─── INPUT ───

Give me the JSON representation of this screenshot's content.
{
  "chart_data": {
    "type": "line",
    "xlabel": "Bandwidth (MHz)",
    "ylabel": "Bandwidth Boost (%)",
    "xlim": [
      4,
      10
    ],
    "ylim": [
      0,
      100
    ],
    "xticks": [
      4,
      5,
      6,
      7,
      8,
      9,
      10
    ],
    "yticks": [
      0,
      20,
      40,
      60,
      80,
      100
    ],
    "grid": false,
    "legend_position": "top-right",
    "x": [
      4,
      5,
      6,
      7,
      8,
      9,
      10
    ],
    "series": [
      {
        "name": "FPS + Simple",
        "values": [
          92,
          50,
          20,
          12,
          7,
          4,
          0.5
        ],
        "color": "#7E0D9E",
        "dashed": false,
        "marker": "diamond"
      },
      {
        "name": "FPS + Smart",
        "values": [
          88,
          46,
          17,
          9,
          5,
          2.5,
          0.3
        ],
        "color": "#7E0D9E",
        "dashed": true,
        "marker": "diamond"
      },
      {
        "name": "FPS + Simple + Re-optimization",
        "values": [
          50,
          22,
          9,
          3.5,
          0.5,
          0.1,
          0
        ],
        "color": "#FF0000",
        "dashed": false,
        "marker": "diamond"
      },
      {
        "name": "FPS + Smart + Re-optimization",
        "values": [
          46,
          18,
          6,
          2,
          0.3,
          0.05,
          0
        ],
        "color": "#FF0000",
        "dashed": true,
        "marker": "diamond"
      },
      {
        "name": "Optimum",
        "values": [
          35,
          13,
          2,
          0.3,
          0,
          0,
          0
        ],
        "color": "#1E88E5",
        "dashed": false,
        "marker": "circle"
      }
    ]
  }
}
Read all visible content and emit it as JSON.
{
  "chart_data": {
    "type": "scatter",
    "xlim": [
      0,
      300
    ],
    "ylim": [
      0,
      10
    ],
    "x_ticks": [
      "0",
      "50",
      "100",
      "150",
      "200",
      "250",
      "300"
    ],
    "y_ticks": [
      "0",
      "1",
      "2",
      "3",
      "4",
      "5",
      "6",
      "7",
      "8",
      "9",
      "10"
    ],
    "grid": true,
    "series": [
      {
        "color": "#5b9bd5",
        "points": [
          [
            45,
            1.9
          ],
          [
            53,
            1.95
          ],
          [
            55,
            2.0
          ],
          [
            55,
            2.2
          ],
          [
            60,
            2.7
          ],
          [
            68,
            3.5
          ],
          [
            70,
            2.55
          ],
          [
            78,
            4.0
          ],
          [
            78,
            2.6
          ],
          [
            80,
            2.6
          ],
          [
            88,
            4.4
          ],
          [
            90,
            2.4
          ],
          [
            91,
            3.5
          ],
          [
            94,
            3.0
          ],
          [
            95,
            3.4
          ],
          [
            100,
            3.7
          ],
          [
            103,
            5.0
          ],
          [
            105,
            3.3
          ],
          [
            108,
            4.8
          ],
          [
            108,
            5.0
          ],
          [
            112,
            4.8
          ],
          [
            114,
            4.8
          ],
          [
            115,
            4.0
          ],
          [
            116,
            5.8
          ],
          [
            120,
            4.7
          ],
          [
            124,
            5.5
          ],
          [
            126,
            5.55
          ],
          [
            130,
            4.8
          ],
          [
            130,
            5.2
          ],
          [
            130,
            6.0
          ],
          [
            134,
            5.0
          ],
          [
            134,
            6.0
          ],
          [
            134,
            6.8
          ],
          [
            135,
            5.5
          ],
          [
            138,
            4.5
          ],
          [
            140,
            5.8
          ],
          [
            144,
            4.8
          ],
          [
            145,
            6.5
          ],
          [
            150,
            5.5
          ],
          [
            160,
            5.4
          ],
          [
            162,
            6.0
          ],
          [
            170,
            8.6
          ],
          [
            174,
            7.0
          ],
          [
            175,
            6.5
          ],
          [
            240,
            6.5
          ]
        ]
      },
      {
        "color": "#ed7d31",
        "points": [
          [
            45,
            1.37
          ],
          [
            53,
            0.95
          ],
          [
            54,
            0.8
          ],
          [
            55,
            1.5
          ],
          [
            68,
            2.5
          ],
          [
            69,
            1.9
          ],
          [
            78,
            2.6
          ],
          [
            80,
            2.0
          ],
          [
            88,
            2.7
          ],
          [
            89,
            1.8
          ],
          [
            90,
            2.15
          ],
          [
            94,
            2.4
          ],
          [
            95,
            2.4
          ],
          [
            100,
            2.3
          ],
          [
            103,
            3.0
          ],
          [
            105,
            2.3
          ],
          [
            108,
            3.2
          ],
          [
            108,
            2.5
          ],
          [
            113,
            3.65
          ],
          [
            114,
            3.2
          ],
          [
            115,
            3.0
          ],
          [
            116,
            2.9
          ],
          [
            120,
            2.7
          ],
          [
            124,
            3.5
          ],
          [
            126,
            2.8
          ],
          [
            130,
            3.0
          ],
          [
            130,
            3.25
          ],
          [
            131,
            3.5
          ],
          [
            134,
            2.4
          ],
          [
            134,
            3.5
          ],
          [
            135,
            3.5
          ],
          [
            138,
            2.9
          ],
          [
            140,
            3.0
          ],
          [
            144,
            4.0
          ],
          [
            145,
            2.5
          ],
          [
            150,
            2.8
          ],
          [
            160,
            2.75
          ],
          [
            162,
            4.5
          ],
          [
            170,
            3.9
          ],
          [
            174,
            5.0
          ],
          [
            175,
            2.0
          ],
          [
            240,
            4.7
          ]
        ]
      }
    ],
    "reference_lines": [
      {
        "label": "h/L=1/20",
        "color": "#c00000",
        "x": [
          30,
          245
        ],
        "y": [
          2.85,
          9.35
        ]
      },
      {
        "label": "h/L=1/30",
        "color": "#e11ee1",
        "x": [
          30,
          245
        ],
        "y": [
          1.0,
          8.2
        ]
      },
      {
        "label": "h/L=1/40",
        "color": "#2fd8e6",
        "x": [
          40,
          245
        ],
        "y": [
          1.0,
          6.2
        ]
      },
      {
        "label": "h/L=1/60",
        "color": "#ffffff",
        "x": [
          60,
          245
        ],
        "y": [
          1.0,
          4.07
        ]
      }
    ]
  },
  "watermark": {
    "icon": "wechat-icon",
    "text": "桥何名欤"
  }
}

───

• PROBLEM TO WORK ON: Lines that include the word "Bandwidth" are to be extracted from the data above.

• EXERCISE ANSWER:
    "xlabel": "Bandwidth (MHz)",
    "ylabel": "Bandwidth Boost (%)",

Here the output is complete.